- [Written exercise]: From the entries provided below, copy each line that contains the word "name".

- [Available data]:
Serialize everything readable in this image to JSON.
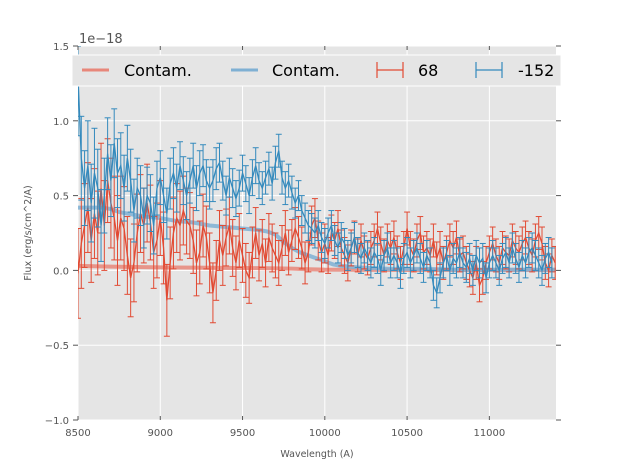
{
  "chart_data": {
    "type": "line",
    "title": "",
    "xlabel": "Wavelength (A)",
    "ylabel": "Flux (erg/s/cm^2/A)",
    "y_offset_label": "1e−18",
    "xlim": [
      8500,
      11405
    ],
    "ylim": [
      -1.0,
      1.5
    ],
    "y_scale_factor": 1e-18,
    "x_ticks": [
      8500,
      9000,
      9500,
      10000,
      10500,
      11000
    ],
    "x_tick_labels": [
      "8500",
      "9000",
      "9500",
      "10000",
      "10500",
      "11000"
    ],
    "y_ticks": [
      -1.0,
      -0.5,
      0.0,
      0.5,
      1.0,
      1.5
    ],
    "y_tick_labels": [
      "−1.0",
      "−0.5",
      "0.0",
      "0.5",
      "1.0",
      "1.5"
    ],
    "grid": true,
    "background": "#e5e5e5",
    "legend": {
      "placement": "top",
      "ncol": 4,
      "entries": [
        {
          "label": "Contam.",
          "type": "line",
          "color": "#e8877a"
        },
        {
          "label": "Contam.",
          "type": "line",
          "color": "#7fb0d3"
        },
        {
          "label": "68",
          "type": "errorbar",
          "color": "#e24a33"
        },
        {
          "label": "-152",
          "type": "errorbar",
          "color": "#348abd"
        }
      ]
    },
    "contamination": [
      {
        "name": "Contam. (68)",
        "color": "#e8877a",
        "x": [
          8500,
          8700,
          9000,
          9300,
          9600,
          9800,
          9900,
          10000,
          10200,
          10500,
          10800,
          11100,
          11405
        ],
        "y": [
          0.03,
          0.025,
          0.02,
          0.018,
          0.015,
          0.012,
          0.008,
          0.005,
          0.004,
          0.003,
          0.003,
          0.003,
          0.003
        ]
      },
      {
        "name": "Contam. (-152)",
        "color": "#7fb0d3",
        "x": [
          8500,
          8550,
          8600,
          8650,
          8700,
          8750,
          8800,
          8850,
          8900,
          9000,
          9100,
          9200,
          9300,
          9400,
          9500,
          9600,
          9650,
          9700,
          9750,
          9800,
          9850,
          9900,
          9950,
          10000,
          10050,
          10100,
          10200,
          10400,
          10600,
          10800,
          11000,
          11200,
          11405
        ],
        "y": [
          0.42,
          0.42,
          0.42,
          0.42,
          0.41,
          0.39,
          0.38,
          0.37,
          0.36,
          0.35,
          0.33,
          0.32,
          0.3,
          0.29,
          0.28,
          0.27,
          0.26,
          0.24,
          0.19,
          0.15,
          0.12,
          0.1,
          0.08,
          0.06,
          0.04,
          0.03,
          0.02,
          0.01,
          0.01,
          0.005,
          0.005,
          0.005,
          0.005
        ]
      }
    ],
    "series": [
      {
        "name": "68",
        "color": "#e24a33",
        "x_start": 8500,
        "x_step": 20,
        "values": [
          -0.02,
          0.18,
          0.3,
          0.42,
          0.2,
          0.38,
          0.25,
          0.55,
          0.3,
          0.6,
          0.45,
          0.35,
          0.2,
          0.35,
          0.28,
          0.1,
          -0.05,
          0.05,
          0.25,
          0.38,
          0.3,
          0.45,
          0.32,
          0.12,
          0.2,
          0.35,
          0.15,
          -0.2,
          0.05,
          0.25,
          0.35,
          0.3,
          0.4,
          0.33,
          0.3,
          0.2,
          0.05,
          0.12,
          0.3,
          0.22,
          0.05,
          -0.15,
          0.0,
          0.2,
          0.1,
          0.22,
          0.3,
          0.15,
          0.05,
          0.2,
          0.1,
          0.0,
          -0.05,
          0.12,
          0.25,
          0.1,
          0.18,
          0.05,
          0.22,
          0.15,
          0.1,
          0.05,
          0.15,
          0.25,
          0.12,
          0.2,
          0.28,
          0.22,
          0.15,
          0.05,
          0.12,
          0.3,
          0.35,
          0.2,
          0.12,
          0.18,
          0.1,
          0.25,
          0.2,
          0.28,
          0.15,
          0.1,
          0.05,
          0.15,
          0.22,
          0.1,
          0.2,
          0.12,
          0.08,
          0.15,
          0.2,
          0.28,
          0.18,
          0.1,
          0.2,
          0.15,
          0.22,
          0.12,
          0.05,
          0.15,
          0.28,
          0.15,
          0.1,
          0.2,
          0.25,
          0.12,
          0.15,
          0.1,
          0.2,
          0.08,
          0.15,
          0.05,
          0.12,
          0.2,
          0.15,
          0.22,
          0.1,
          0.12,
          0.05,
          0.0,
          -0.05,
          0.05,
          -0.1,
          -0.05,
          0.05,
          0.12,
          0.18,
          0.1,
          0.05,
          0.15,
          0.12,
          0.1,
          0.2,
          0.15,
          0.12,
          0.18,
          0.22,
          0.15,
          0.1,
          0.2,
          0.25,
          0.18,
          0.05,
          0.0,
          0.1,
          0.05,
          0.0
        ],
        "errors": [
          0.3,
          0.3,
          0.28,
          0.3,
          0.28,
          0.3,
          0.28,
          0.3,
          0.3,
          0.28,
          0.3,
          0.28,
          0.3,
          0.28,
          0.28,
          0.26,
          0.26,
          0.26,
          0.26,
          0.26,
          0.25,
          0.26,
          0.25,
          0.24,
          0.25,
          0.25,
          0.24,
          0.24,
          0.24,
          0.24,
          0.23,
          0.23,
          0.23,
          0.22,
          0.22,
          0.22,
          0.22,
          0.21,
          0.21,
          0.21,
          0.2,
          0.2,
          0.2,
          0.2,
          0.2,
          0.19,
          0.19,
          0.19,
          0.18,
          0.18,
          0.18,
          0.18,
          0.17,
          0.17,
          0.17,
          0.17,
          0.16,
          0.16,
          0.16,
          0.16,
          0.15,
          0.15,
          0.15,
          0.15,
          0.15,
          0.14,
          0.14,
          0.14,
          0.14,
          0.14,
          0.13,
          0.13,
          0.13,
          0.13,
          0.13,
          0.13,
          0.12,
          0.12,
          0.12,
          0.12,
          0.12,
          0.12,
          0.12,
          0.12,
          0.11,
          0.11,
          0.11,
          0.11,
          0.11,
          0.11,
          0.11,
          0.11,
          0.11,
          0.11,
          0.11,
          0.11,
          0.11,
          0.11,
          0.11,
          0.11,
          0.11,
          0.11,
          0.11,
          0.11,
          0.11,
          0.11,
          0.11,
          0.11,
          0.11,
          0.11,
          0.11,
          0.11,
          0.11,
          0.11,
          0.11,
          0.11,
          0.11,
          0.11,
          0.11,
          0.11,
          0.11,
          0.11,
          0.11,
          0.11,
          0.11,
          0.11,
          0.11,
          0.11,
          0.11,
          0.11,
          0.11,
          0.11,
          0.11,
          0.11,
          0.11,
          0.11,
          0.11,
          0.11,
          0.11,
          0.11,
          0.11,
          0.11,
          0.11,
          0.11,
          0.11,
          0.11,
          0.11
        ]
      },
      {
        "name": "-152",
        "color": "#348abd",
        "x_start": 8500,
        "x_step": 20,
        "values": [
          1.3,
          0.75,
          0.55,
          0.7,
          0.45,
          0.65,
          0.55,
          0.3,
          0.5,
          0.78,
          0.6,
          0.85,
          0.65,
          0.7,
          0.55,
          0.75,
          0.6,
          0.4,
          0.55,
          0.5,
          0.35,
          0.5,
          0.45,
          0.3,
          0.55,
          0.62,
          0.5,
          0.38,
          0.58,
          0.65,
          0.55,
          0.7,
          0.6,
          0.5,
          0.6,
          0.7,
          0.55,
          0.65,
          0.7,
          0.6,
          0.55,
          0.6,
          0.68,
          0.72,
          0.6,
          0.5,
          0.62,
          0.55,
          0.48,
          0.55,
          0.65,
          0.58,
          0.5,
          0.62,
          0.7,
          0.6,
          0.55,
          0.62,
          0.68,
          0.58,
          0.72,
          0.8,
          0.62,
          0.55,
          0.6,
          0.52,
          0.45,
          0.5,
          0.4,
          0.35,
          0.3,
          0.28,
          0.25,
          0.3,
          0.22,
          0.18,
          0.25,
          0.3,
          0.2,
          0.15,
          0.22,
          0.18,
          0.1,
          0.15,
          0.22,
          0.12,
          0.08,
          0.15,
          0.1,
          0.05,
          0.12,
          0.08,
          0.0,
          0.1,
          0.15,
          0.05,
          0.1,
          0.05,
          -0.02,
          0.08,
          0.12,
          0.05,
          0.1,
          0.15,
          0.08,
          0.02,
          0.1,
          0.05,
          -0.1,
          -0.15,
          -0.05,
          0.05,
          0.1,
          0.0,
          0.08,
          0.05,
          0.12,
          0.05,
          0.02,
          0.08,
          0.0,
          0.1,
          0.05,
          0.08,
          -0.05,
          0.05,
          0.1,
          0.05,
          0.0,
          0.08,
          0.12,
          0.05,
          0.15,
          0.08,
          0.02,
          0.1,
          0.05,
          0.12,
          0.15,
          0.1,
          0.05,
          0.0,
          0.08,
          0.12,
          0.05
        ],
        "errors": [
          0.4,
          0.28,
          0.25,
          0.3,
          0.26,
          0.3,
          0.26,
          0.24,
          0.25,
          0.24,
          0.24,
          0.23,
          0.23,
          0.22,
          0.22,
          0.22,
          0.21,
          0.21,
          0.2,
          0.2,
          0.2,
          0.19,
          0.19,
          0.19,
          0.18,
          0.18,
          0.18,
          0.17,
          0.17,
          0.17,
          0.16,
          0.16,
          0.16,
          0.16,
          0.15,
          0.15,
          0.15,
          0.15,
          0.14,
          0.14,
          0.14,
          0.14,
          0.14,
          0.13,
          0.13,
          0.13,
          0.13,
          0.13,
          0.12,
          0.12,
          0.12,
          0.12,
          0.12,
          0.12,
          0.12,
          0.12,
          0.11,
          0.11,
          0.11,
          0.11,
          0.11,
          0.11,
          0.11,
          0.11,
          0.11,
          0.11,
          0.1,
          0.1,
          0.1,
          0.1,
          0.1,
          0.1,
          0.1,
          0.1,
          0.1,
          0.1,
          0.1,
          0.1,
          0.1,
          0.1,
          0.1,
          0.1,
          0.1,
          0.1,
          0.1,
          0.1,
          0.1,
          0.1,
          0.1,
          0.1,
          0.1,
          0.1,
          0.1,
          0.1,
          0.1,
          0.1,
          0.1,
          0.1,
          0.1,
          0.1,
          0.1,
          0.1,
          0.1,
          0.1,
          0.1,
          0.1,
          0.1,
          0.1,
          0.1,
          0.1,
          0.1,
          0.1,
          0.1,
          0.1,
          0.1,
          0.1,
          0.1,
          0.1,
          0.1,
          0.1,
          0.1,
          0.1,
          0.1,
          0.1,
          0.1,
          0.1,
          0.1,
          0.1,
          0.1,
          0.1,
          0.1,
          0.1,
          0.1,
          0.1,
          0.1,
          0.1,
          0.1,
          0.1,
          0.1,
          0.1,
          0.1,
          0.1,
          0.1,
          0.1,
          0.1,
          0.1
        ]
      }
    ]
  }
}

- [Task solution]:
        "name": "Contam. (68)",
        "name": "Contam. (-152)",
        "name": "68",
        "name": "-152",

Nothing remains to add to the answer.